The exercise: Write the records out again, keeping each line exactly as it is.

Data for this exercise:

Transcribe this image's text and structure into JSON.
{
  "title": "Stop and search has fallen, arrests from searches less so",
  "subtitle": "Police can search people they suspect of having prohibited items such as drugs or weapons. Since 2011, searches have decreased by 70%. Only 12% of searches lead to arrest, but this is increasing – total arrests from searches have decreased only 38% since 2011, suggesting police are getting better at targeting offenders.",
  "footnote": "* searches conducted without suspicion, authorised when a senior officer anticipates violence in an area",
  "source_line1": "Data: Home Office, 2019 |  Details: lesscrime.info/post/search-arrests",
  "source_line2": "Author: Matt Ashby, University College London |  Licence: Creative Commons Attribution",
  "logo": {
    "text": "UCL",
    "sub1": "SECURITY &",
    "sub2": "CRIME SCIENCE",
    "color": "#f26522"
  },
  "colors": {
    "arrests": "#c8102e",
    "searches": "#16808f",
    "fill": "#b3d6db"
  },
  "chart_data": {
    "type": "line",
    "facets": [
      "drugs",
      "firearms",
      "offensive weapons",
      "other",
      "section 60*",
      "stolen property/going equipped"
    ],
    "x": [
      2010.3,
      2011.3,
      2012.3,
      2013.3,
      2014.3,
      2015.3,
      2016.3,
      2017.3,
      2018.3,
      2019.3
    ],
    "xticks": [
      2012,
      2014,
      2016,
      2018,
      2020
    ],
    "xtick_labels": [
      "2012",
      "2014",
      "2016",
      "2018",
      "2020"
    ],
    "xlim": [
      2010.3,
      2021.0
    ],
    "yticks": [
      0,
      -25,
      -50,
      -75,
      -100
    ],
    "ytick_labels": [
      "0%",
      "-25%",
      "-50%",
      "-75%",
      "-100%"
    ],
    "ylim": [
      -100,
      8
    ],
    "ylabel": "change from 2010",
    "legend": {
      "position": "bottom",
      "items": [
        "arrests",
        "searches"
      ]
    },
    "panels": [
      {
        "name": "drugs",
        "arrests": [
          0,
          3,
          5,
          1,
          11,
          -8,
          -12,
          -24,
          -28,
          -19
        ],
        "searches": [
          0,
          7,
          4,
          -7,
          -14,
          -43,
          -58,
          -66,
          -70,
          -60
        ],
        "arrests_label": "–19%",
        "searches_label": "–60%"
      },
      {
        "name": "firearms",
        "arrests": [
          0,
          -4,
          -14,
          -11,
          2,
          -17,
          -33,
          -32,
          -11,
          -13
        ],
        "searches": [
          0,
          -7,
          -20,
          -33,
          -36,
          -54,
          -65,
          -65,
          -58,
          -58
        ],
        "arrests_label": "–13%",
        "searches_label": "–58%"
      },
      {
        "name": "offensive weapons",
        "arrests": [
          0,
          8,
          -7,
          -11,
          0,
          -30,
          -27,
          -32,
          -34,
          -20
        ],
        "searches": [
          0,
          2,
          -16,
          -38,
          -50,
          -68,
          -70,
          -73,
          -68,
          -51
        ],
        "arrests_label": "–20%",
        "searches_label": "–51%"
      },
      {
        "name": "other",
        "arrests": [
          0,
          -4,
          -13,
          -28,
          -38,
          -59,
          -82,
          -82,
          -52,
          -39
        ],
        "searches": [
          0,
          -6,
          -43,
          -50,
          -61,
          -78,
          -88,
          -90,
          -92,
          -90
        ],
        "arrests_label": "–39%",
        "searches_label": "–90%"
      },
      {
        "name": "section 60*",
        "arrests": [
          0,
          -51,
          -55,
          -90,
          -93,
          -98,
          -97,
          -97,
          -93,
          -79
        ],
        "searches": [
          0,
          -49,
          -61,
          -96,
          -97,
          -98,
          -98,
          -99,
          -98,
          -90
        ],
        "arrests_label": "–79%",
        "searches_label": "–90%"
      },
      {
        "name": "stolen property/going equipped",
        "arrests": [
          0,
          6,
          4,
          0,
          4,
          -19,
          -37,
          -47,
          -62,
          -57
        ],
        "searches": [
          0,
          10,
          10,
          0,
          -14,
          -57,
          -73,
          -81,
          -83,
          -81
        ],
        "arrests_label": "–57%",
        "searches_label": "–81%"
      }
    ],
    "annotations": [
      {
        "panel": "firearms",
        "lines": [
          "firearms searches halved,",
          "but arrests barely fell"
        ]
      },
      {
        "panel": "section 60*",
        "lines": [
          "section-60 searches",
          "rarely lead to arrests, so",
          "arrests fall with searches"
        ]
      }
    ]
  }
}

Complete answer:
Transcribe this image's text and structure into JSON.
{
  "title": "Stop and search has fallen, arrests from searches less so",
  "subtitle": "Police can search people they suspect of having prohibited items such as drugs or weapons. Since 2011, searches have decreased by 70%. Only 12% of searches lead to arrest, but this is increasing – total arrests from searches have decreased only 38% since 2011, suggesting police are getting better at targeting offenders.",
  "footnote": "* searches conducted without suspicion, authorised when a senior officer anticipates violence in an area",
  "source_line1": "Data: Home Office, 2019 |  Details: lesscrime.info/post/search-arrests",
  "source_line2": "Author: Matt Ashby, University College London |  Licence: Creative Commons Attribution",
  "logo": {
    "text": "UCL",
    "sub1": "SECURITY &",
    "sub2": "CRIME SCIENCE",
    "color": "#f26522"
  },
  "colors": {
    "arrests": "#c8102e",
    "searches": "#16808f",
    "fill": "#b3d6db"
  },
  "chart_data": {
    "type": "line",
    "facets": [
      "drugs",
      "firearms",
      "offensive weapons",
      "other",
      "section 60*",
      "stolen property/going equipped"
    ],
    "x": [
      2010.3,
      2011.3,
      2012.3,
      2013.3,
      2014.3,
      2015.3,
      2016.3,
      2017.3,
      2018.3,
      2019.3
    ],
    "xticks": [
      2012,
      2014,
      2016,
      2018,
      2020
    ],
    "xtick_labels": [
      "2012",
      "2014",
      "2016",
      "2018",
      "2020"
    ],
    "xlim": [
      2010.3,
      2021.0
    ],
    "yticks": [
      0,
      -25,
      -50,
      -75,
      -100
    ],
    "ytick_labels": [
      "0%",
      "-25%",
      "-50%",
      "-75%",
      "-100%"
    ],
    "ylim": [
      -100,
      8
    ],
    "ylabel": "change from 2010",
    "legend": {
      "position": "bottom",
      "items": [
        "arrests",
        "searches"
      ]
    },
    "panels": [
      {
        "name": "drugs",
        "arrests": [
          0,
          3,
          5,
          1,
          11,
          -8,
          -12,
          -24,
          -28,
          -19
        ],
        "searches": [
          0,
          7,
          4,
          -7,
          -14,
          -43,
          -58,
          -66,
          -70,
          -60
        ],
        "arrests_label": "–19%",
        "searches_label": "–60%"
      },
      {
        "name": "firearms",
        "arrests": [
          0,
          -4,
          -14,
          -11,
          2,
          -17,
          -33,
          -32,
          -11,
          -13
        ],
        "searches": [
          0,
          -7,
          -20,
          -33,
          -36,
          -54,
          -65,
          -65,
          -58,
          -58
        ],
        "arrests_label": "–13%",
        "searches_label": "–58%"
      },
      {
        "name": "offensive weapons",
        "arrests": [
          0,
          8,
          -7,
          -11,
          0,
          -30,
          -27,
          -32,
          -34,
          -20
        ],
        "searches": [
          0,
          2,
          -16,
          -38,
          -50,
          -68,
          -70,
          -73,
          -68,
          -51
        ],
        "arrests_label": "–20%",
        "searches_label": "–51%"
      },
      {
        "name": "other",
        "arrests": [
          0,
          -4,
          -13,
          -28,
          -38,
          -59,
          -82,
          -82,
          -52,
          -39
        ],
        "searches": [
          0,
          -6,
          -43,
          -50,
          -61,
          -78,
          -88,
          -90,
          -92,
          -90
        ],
        "arrests_label": "–39%",
        "searches_label": "–90%"
      },
      {
        "name": "section 60*",
        "arrests": [
          0,
          -51,
          -55,
          -90,
          -93,
          -98,
          -97,
          -97,
          -93,
          -79
        ],
        "searches": [
          0,
          -49,
          -61,
          -96,
          -97,
          -98,
          -98,
          -99,
          -98,
          -90
        ],
        "arrests_label": "–79%",
        "searches_label": "–90%"
      },
      {
        "name": "stolen property/going equipped",
        "arrests": [
          0,
          6,
          4,
          0,
          4,
          -19,
          -37,
          -47,
          -62,
          -57
        ],
        "searches": [
          0,
          10,
          10,
          0,
          -14,
          -57,
          -73,
          -81,
          -83,
          -81
        ],
        "arrests_label": "–57%",
        "searches_label": "–81%"
      }
    ],
    "annotations": [
      {
        "panel": "firearms",
        "lines": [
          "firearms searches halved,",
          "but arrests barely fell"
        ]
      },
      {
        "panel": "section 60*",
        "lines": [
          "section-60 searches",
          "rarely lead to arrests, so",
          "arrests fall with searches"
        ]
      }
    ]
  }
}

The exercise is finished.